▶ **PROBLEM DETAILS**: Select, from the data, each line where "Resume" occurs.

▶ **SUPPLIED MATERIAL**:
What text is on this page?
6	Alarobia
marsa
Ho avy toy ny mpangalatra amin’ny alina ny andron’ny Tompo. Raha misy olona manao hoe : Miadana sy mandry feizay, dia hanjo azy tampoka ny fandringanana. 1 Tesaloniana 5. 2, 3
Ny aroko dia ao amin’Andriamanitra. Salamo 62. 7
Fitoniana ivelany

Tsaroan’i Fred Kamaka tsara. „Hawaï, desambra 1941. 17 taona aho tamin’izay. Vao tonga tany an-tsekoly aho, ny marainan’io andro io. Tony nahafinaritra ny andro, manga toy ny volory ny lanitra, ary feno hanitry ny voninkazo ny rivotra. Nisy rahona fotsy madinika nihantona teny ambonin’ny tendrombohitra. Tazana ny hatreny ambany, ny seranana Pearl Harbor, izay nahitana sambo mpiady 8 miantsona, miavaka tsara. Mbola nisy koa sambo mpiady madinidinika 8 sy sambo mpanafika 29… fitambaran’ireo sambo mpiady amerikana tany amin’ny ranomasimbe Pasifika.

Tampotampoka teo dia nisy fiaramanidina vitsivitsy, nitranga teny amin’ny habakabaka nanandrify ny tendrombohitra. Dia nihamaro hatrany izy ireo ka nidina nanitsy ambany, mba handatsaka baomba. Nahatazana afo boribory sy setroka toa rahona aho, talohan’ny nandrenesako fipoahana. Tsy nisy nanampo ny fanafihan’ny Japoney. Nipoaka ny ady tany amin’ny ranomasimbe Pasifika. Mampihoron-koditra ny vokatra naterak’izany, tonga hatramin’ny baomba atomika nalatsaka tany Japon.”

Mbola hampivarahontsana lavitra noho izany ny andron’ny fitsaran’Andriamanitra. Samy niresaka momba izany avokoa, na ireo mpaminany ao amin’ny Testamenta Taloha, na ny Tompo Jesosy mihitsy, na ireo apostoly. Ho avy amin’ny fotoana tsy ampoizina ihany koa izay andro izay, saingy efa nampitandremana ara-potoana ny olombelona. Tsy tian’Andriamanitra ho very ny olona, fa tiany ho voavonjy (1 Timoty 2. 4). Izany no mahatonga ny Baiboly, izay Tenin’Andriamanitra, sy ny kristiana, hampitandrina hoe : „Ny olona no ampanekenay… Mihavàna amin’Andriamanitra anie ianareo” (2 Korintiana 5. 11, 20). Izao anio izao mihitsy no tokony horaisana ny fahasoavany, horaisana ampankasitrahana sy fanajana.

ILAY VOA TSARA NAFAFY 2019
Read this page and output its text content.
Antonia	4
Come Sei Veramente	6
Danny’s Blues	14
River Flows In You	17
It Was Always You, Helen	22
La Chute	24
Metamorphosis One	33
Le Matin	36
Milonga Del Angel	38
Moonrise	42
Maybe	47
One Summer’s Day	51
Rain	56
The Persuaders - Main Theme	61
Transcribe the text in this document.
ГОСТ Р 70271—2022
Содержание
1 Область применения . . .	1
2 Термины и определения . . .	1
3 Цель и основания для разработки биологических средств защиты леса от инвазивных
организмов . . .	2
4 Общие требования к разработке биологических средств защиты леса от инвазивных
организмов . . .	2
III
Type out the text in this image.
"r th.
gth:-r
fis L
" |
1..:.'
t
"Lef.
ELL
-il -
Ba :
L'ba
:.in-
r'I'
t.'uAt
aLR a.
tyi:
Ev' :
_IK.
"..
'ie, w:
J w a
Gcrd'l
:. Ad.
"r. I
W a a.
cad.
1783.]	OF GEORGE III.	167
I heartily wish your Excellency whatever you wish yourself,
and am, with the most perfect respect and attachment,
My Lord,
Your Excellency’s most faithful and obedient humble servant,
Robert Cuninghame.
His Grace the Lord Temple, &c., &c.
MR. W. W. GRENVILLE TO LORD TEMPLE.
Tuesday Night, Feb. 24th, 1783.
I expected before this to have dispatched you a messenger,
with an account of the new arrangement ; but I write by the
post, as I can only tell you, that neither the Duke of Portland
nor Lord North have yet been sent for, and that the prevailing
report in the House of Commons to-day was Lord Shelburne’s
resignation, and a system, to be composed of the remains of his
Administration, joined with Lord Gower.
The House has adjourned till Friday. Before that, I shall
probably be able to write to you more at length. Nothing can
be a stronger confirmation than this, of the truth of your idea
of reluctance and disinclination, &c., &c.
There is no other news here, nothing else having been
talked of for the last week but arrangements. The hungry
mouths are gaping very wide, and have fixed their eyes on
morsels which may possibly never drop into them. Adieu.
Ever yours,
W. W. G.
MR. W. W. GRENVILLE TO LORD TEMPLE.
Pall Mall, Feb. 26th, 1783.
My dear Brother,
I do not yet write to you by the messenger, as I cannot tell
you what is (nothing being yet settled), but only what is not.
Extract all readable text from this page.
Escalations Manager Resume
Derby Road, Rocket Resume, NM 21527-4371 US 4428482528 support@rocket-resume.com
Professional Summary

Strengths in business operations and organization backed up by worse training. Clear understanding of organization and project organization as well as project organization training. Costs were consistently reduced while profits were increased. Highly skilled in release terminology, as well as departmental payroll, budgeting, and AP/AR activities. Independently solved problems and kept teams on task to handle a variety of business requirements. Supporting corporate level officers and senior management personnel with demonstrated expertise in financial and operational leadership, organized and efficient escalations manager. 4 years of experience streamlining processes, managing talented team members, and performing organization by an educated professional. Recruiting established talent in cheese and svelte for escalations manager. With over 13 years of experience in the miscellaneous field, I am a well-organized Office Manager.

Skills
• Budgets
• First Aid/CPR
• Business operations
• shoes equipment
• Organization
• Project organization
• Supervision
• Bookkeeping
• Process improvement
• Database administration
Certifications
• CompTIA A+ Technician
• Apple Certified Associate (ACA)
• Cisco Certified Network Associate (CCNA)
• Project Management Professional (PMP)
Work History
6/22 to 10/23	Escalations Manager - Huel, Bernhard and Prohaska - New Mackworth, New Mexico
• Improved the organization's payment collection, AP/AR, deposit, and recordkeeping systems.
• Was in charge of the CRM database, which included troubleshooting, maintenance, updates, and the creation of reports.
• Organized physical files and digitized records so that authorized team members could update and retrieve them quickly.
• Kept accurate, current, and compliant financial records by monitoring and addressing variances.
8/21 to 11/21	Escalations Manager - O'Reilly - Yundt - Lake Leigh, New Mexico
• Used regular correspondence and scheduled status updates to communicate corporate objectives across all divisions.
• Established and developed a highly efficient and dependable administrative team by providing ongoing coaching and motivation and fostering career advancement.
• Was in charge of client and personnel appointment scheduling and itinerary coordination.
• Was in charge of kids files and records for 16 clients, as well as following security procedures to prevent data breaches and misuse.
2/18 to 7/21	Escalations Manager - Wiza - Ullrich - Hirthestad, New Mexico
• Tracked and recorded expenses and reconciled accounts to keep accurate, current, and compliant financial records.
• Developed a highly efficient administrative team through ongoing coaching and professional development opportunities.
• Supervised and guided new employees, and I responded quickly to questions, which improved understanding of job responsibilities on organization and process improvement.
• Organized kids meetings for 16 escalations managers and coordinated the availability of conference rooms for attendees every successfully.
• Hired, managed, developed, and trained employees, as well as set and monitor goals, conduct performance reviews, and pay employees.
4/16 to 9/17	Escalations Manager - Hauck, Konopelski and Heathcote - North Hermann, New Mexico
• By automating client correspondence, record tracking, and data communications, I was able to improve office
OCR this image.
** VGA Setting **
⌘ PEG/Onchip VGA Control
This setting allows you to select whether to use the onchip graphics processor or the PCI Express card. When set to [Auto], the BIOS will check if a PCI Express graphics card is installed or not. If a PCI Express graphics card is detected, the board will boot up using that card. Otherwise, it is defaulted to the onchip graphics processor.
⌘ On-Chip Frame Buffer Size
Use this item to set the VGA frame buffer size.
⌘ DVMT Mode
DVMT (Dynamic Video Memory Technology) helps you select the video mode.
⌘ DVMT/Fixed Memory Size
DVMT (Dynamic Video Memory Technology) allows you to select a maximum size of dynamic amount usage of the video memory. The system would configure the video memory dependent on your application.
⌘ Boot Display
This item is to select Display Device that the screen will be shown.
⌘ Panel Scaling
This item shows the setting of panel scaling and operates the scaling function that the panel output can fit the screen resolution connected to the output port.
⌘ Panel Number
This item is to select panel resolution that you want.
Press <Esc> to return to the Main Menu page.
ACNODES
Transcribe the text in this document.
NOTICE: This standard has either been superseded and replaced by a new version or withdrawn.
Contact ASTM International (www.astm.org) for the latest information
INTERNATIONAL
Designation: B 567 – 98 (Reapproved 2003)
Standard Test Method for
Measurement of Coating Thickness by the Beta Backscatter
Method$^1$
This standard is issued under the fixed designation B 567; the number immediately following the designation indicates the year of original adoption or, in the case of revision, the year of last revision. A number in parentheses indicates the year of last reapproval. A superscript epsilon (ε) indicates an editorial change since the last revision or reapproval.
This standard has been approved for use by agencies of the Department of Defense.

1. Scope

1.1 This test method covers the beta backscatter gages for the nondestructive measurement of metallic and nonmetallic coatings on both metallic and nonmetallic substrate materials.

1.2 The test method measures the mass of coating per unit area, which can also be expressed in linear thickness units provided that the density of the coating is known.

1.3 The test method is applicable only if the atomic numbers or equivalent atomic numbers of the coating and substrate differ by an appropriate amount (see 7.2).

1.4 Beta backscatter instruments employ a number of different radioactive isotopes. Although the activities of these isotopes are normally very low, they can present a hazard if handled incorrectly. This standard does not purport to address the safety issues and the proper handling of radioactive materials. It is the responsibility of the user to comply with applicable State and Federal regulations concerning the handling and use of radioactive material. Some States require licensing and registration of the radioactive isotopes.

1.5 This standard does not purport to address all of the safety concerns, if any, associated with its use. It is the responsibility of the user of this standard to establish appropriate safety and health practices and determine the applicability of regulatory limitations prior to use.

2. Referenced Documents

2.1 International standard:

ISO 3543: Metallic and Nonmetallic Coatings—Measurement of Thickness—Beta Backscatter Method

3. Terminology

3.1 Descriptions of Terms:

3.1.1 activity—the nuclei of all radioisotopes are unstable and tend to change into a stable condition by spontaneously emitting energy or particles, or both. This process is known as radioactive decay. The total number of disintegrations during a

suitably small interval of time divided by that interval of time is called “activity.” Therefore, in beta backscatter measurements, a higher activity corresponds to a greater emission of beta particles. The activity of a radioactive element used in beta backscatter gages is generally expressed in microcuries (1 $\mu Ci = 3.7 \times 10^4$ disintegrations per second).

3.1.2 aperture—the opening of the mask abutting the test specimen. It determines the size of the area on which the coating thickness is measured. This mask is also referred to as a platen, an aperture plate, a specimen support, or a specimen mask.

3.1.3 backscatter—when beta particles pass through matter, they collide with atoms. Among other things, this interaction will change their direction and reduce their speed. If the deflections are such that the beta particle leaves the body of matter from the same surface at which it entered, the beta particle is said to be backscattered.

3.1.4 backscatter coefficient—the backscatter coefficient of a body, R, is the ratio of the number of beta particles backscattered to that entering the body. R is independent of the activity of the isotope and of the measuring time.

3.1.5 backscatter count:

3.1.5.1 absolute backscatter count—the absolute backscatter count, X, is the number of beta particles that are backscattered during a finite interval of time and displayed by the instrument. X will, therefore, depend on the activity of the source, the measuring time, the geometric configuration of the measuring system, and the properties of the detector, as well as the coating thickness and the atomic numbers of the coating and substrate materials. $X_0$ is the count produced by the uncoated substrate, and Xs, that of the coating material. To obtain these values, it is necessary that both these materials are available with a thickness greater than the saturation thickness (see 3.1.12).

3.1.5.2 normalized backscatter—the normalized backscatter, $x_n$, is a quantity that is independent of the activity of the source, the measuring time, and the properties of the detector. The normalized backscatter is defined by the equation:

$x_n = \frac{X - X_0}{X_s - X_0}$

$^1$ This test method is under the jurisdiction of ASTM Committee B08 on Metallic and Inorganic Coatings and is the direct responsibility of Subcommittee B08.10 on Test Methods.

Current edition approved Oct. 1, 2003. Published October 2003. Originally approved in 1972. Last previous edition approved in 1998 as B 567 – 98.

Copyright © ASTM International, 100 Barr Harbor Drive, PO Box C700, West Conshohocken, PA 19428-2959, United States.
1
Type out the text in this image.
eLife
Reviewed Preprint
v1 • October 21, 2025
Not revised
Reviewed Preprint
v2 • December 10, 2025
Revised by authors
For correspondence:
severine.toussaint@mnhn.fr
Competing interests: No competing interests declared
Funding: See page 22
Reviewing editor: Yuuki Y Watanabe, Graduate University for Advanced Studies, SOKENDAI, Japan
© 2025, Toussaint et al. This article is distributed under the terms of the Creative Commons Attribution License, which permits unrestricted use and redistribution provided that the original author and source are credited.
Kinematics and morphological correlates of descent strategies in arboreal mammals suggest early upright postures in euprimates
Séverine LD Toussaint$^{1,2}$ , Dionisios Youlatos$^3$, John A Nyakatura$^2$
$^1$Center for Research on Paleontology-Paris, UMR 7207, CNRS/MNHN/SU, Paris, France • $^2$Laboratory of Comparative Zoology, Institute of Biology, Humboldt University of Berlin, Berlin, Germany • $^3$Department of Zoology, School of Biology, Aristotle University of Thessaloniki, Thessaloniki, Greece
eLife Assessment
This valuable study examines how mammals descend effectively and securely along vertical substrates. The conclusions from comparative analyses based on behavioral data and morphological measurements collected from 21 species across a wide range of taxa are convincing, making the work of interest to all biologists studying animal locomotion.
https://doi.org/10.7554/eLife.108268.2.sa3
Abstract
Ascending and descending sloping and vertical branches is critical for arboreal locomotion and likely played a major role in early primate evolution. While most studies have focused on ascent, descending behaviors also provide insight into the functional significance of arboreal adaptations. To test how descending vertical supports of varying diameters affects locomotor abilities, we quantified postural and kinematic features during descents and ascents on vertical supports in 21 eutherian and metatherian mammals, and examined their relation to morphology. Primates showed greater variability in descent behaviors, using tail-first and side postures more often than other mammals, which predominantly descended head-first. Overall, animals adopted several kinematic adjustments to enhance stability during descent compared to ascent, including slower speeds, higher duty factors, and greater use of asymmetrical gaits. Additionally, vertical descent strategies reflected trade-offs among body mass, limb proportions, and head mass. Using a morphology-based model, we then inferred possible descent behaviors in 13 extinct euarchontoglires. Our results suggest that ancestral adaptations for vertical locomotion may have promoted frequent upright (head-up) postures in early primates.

▶ **FINAL ANSWER**:
Escalations Manager Resume
Derby Road, Rocket Resume, NM 21527-4371 US 4428482528 support@rocket-resume.com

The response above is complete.